• _TO DO_
Take the records underneath and set them down exactly.

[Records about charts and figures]
* Begin *

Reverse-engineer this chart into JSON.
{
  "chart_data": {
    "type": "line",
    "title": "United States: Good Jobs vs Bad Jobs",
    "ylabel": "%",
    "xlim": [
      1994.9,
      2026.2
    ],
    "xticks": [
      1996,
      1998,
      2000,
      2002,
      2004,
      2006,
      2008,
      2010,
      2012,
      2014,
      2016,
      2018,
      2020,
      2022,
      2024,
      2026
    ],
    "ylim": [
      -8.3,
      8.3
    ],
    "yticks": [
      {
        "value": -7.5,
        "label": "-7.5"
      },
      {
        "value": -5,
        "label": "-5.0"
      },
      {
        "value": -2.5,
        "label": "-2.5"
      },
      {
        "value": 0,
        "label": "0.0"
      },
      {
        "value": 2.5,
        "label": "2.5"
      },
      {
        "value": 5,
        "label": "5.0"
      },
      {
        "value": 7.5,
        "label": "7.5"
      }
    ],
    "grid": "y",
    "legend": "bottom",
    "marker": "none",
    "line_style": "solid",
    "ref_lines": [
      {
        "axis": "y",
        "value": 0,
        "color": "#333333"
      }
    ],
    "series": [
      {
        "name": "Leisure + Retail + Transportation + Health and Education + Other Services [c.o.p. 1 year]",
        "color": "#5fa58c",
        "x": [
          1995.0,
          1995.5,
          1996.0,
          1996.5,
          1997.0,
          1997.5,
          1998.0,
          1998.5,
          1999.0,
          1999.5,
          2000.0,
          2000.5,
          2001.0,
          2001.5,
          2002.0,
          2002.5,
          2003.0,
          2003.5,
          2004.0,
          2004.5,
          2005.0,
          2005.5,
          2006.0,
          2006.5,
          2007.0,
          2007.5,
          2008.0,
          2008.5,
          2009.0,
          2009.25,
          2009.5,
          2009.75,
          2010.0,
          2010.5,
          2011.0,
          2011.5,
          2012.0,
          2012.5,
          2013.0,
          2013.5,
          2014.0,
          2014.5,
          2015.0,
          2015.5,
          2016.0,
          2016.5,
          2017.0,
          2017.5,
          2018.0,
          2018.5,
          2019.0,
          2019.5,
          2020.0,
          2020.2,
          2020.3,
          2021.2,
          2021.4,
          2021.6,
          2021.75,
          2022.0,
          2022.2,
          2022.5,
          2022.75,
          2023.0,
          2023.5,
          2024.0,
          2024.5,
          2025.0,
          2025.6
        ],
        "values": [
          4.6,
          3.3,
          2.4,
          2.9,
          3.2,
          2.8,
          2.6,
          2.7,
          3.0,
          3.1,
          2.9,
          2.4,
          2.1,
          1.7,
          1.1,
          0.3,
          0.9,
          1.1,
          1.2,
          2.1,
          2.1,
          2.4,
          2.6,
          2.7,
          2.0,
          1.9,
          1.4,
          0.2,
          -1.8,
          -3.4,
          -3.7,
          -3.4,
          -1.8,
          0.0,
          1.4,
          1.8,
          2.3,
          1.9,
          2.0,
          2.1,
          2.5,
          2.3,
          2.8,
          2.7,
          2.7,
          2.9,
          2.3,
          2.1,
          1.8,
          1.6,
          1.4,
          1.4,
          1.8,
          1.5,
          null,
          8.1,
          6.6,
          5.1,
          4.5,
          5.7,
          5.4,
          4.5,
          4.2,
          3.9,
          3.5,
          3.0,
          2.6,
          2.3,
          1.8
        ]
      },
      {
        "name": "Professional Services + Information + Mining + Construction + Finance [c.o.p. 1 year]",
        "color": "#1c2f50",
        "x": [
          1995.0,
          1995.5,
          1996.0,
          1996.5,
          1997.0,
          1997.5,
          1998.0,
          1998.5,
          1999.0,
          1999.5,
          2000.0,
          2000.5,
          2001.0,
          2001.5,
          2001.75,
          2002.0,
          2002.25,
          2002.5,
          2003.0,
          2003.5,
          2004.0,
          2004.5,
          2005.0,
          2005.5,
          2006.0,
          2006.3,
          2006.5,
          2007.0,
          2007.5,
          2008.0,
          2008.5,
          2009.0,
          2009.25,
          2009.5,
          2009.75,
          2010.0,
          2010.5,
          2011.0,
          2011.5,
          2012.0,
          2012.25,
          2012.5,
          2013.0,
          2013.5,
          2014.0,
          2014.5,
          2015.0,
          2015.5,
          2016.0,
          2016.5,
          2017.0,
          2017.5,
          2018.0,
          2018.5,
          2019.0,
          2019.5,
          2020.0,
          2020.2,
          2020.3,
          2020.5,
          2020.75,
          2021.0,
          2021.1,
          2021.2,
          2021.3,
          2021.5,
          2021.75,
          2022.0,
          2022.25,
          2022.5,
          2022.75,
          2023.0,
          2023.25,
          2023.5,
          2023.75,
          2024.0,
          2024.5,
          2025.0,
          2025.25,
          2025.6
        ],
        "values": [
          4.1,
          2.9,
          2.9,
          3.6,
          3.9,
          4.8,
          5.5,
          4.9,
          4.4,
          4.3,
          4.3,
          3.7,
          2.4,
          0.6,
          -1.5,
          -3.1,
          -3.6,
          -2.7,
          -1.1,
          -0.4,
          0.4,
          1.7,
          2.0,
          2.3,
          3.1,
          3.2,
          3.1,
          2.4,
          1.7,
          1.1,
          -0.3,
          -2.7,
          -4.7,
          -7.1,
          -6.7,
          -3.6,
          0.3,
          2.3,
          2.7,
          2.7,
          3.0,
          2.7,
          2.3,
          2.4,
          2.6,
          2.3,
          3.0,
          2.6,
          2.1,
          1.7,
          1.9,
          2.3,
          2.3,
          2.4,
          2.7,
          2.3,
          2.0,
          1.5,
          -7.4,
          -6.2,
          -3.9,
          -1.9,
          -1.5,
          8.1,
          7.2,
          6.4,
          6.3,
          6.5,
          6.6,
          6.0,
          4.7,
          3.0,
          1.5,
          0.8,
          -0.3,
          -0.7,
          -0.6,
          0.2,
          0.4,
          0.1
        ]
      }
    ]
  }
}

* End *

• _REPLY TO THE EXERCISE_
Reverse-engineer this chart into JSON.
{
  "chart_data": {
    "type": "line",
    "title": "United States: Good Jobs vs Bad Jobs",
    "ylabel": "%",
    "xlim": [
      1994.9,
      2026.2
    ],
    "xticks": [
      1996,
      1998,
      2000,
      2002,
      2004,
      2006,
      2008,
      2010,
      2012,
      2014,
      2016,
      2018,
      2020,
      2022,
      2024,
      2026
    ],
    "ylim": [
      -8.3,
      8.3
    ],
    "yticks": [
      {
        "value": -7.5,
        "label": "-7.5"
      },
      {
        "value": -5,
        "label": "-5.0"
      },
      {
        "value": -2.5,
        "label": "-2.5"
      },
      {
        "value": 0,
        "label": "0.0"
      },
      {
        "value": 2.5,
        "label": "2.5"
      },
      {
        "value": 5,
        "label": "5.0"
      },
      {
        "value": 7.5,
        "label": "7.5"
      }
    ],
    "grid": "y",
    "legend": "bottom",
    "marker": "none",
    "line_style": "solid",
    "ref_lines": [
      {
        "axis": "y",
        "value": 0,
        "color": "#333333"
      }
    ],
    "series": [
      {
        "name": "Leisure + Retail + Transportation + Health and Education + Other Services [c.o.p. 1 year]",
        "color": "#5fa58c",
        "x": [
          1995.0,
          1995.5,
          1996.0,
          1996.5,
          1997.0,
          1997.5,
          1998.0,
          1998.5,
          1999.0,
          1999.5,
          2000.0,
          2000.5,
          2001.0,
          2001.5,
          2002.0,
          2002.5,
          2003.0,
          2003.5,
          2004.0,
          2004.5,
          2005.0,
          2005.5,
          2006.0,
          2006.5,
          2007.0,
          2007.5,
          2008.0,
          2008.5,
          2009.0,
          2009.25,
          2009.5,
          2009.75,
          2010.0,
          2010.5,
          2011.0,
          2011.5,
          2012.0,
          2012.5,
          2013.0,
          2013.5,
          2014.0,
          2014.5,
          2015.0,
          2015.5,
          2016.0,
          2016.5,
          2017.0,
          2017.5,
          2018.0,
          2018.5,
          2019.0,
          2019.5,
          2020.0,
          2020.2,
          2020.3,
          2021.2,
          2021.4,
          2021.6,
          2021.75,
          2022.0,
          2022.2,
          2022.5,
          2022.75,
          2023.0,
          2023.5,
          2024.0,
          2024.5,
          2025.0,
          2025.6
        ],
        "values": [
          4.6,
          3.3,
          2.4,
          2.9,
          3.2,
          2.8,
          2.6,
          2.7,
          3.0,
          3.1,
          2.9,
          2.4,
          2.1,
          1.7,
          1.1,
          0.3,
          0.9,
          1.1,
          1.2,
          2.1,
          2.1,
          2.4,
          2.6,
          2.7,
          2.0,
          1.9,
          1.4,
          0.2,
          -1.8,
          -3.4,
          -3.7,
          -3.4,
          -1.8,
          0.0,
          1.4,
          1.8,
          2.3,
          1.9,
          2.0,
          2.1,
          2.5,
          2.3,
          2.8,
          2.7,
          2.7,
          2.9,
          2.3,
          2.1,
          1.8,
          1.6,
          1.4,
          1.4,
          1.8,
          1.5,
          null,
          8.1,
          6.6,
          5.1,
          4.5,
          5.7,
          5.4,
          4.5,
          4.2,
          3.9,
          3.5,
          3.0,
          2.6,
          2.3,
          1.8
        ]
      },
      {
        "name": "Professional Services + Information + Mining + Construction + Finance [c.o.p. 1 year]",
        "color": "#1c2f50",
        "x": [
          1995.0,
          1995.5,
          1996.0,
          1996.5,
          1997.0,
          1997.5,
          1998.0,
          1998.5,
          1999.0,
          1999.5,
          2000.0,
          2000.5,
          2001.0,
          2001.5,
          2001.75,
          2002.0,
          2002.25,
          2002.5,
          2003.0,
          2003.5,
          2004.0,
          2004.5,
          2005.0,
          2005.5,
          2006.0,
          2006.3,
          2006.5,
          2007.0,
          2007.5,
          2008.0,
          2008.5,
          2009.0,
          2009.25,
          2009.5,
          2009.75,
          2010.0,
          2010.5,
          2011.0,
          2011.5,
          2012.0,
          2012.25,
          2012.5,
          2013.0,
          2013.5,
          2014.0,
          2014.5,
          2015.0,
          2015.5,
          2016.0,
          2016.5,
          2017.0,
          2017.5,
          2018.0,
          2018.5,
          2019.0,
          2019.5,
          2020.0,
          2020.2,
          2020.3,
          2020.5,
          2020.75,
          2021.0,
          2021.1,
          2021.2,
          2021.3,
          2021.5,
          2021.75,
          2022.0,
          2022.25,
          2022.5,
          2022.75,
          2023.0,
          2023.25,
          2023.5,
          2023.75,
          2024.0,
          2024.5,
          2025.0,
          2025.25,
          2025.6
        ],
        "values": [
          4.1,
          2.9,
          2.9,
          3.6,
          3.9,
          4.8,
          5.5,
          4.9,
          4.4,
          4.3,
          4.3,
          3.7,
          2.4,
          0.6,
          -1.5,
          -3.1,
          -3.6,
          -2.7,
          -1.1,
          -0.4,
          0.4,
          1.7,
          2.0,
          2.3,
          3.1,
          3.2,
          3.1,
          2.4,
          1.7,
          1.1,
          -0.3,
          -2.7,
          -4.7,
          -7.1,
          -6.7,
          -3.6,
          0.3,
          2.3,
          2.7,
          2.7,
          3.0,
          2.7,
          2.3,
          2.4,
          2.6,
          2.3,
          3.0,
          2.6,
          2.1,
          1.7,
          1.9,
          2.3,
          2.3,
          2.4,
          2.7,
          2.3,
          2.0,
          1.5,
          -7.4,
          -6.2,
          -3.9,
          -1.9,
          -1.5,
          8.1,
          7.2,
          6.4,
          6.3,
          6.5,
          6.6,
          6.0,
          4.7,
          3.0,
          1.5,
          0.8,
          -0.3,
          -0.7,
          -0.6,
          0.2,
          0.4,
          0.1
        ]
      }
    ]
  }
}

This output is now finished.